>> start EXERCISE MATERIALS

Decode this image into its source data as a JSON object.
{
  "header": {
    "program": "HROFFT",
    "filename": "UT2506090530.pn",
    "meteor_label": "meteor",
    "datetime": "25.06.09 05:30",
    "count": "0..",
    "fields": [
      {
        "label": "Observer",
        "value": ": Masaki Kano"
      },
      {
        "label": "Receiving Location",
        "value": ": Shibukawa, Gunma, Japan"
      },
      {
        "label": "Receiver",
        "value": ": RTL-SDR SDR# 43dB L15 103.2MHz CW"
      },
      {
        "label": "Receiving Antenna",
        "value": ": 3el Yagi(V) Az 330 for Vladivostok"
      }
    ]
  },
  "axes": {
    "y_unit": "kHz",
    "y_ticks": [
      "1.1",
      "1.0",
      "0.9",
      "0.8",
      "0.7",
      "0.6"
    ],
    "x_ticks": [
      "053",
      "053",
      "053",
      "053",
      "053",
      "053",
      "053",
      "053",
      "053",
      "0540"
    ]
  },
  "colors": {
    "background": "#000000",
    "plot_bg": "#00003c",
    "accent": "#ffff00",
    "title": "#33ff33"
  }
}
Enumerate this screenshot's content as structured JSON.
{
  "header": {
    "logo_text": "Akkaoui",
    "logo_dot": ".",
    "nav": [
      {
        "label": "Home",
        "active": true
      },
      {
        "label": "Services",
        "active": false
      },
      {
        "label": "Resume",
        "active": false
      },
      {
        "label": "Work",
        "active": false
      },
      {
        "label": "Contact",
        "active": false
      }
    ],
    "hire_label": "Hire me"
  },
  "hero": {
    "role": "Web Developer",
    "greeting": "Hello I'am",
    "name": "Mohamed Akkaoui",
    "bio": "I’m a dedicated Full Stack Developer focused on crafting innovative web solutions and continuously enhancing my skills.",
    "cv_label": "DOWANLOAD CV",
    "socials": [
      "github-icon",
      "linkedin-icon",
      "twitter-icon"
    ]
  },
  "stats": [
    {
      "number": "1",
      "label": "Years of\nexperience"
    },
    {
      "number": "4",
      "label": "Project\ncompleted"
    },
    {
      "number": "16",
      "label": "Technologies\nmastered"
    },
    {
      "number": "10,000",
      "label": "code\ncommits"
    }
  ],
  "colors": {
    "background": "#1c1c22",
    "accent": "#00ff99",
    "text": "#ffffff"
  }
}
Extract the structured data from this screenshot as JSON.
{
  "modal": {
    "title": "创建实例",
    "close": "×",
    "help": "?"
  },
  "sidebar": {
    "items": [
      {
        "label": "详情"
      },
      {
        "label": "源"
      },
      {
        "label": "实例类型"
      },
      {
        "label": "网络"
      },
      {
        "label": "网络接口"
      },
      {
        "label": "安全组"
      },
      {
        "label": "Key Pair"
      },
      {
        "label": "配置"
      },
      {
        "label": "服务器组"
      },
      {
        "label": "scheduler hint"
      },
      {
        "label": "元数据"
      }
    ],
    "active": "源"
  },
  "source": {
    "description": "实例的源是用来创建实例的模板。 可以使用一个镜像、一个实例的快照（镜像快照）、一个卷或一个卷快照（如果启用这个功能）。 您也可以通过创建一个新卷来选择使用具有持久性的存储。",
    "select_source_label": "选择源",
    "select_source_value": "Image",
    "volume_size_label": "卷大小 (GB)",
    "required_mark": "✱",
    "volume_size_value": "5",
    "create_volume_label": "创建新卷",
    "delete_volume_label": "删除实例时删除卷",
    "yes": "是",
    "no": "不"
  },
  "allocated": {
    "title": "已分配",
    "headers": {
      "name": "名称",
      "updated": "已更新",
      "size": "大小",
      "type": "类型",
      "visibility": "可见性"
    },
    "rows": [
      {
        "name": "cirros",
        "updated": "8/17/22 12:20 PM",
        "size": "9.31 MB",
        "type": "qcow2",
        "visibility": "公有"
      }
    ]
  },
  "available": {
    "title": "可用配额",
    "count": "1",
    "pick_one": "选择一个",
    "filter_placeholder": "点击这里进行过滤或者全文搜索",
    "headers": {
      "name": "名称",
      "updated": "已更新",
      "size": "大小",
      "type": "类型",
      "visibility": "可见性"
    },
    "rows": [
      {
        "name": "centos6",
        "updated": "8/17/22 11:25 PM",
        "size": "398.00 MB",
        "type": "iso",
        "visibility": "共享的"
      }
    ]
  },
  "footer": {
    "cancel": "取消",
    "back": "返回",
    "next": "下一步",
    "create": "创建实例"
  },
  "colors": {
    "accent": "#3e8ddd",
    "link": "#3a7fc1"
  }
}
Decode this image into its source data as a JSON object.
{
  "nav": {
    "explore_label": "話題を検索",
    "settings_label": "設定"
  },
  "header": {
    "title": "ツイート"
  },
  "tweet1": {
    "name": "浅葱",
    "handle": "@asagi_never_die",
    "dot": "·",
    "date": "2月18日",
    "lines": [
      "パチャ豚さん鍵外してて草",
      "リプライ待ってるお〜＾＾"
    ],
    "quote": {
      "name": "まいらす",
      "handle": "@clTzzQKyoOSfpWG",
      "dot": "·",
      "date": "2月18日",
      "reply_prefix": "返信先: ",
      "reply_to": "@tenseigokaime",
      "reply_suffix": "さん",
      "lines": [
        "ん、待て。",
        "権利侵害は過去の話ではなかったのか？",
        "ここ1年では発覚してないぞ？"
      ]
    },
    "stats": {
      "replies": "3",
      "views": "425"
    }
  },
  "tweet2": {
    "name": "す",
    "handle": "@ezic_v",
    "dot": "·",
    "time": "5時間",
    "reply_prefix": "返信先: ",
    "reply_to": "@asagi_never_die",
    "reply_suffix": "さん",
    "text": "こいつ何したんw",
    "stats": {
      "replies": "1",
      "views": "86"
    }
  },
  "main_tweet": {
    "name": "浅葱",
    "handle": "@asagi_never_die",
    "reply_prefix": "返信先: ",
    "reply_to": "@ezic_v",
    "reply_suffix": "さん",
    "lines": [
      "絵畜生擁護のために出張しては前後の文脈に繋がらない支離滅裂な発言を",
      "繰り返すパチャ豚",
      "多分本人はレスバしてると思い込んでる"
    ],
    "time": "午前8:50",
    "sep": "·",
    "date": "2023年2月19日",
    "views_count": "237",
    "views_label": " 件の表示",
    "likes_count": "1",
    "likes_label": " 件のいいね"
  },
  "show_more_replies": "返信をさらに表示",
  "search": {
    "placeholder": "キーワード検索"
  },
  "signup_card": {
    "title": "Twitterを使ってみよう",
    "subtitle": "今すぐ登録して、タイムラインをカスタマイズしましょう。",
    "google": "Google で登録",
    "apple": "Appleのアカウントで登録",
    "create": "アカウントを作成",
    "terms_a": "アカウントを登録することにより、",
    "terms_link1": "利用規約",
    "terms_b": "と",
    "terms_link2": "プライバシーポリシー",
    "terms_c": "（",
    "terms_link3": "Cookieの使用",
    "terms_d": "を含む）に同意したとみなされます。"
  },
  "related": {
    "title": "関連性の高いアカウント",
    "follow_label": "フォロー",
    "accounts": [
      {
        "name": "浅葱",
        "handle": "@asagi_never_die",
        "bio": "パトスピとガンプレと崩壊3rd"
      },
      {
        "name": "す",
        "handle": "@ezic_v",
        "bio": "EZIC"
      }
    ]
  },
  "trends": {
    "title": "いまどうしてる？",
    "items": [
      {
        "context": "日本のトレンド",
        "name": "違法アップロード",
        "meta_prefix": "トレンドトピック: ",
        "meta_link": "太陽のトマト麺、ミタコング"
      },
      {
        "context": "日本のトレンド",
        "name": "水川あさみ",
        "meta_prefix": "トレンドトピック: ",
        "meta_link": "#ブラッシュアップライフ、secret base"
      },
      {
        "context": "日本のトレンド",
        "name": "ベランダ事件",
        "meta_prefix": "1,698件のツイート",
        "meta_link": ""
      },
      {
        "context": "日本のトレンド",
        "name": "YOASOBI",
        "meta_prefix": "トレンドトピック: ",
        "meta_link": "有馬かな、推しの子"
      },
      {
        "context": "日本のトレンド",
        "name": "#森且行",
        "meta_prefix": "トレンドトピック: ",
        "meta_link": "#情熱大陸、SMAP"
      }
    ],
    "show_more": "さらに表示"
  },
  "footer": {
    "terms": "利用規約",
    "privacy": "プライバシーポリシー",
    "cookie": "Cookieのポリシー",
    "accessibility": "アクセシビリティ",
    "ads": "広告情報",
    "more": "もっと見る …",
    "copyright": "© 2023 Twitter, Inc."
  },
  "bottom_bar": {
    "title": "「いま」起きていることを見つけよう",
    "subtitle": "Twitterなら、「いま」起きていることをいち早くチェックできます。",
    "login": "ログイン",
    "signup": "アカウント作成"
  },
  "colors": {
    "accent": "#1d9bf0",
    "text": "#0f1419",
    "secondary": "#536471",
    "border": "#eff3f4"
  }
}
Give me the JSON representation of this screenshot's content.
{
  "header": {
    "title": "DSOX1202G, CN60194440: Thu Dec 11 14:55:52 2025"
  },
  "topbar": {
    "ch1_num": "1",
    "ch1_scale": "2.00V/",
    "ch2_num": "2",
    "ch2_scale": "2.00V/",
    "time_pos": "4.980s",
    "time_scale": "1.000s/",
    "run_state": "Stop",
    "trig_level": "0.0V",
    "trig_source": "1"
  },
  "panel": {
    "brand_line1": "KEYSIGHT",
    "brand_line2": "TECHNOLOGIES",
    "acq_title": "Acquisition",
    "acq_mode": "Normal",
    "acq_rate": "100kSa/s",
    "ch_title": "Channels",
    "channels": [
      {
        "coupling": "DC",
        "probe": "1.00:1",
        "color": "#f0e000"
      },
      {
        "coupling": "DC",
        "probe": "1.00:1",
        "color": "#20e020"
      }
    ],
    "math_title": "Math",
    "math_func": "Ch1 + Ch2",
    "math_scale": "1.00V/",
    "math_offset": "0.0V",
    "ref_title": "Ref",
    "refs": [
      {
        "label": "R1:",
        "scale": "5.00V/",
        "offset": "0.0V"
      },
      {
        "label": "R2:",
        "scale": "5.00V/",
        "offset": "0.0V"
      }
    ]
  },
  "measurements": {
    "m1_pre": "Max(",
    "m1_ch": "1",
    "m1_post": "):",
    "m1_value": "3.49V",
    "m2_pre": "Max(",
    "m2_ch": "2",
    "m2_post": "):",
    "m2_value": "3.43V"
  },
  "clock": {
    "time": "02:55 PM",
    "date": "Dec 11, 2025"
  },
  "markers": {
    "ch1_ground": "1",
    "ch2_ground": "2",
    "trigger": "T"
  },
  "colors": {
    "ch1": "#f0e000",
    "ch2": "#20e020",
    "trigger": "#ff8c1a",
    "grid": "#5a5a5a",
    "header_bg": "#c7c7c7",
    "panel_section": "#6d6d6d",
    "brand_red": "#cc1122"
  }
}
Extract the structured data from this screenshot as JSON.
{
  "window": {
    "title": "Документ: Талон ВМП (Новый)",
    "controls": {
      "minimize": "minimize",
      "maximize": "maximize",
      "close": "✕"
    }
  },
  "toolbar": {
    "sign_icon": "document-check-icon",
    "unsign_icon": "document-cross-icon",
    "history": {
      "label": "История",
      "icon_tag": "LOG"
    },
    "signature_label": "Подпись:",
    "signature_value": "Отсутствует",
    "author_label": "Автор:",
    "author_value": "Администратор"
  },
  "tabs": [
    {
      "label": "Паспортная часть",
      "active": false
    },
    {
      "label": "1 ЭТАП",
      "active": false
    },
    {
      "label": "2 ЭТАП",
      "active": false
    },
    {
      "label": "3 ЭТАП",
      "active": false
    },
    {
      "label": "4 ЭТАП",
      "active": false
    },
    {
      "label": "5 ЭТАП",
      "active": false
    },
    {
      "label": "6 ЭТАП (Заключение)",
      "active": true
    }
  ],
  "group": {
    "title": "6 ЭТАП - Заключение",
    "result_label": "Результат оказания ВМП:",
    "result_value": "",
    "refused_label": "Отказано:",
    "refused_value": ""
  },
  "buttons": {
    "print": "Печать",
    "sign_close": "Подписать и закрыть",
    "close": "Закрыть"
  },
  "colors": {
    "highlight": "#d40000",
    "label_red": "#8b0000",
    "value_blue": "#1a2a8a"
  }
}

>> end EXERCISE MATERIALS

*SHORT PROBLEM*. Show all lines from the records above where the word "Developer" occurs.

*TASK RESULT*.
    "role": "Web Developer",
    "bio": "I’m a dedicated Full Stack Developer focused on crafting innovative web solutions and continuously enhancing my skills.",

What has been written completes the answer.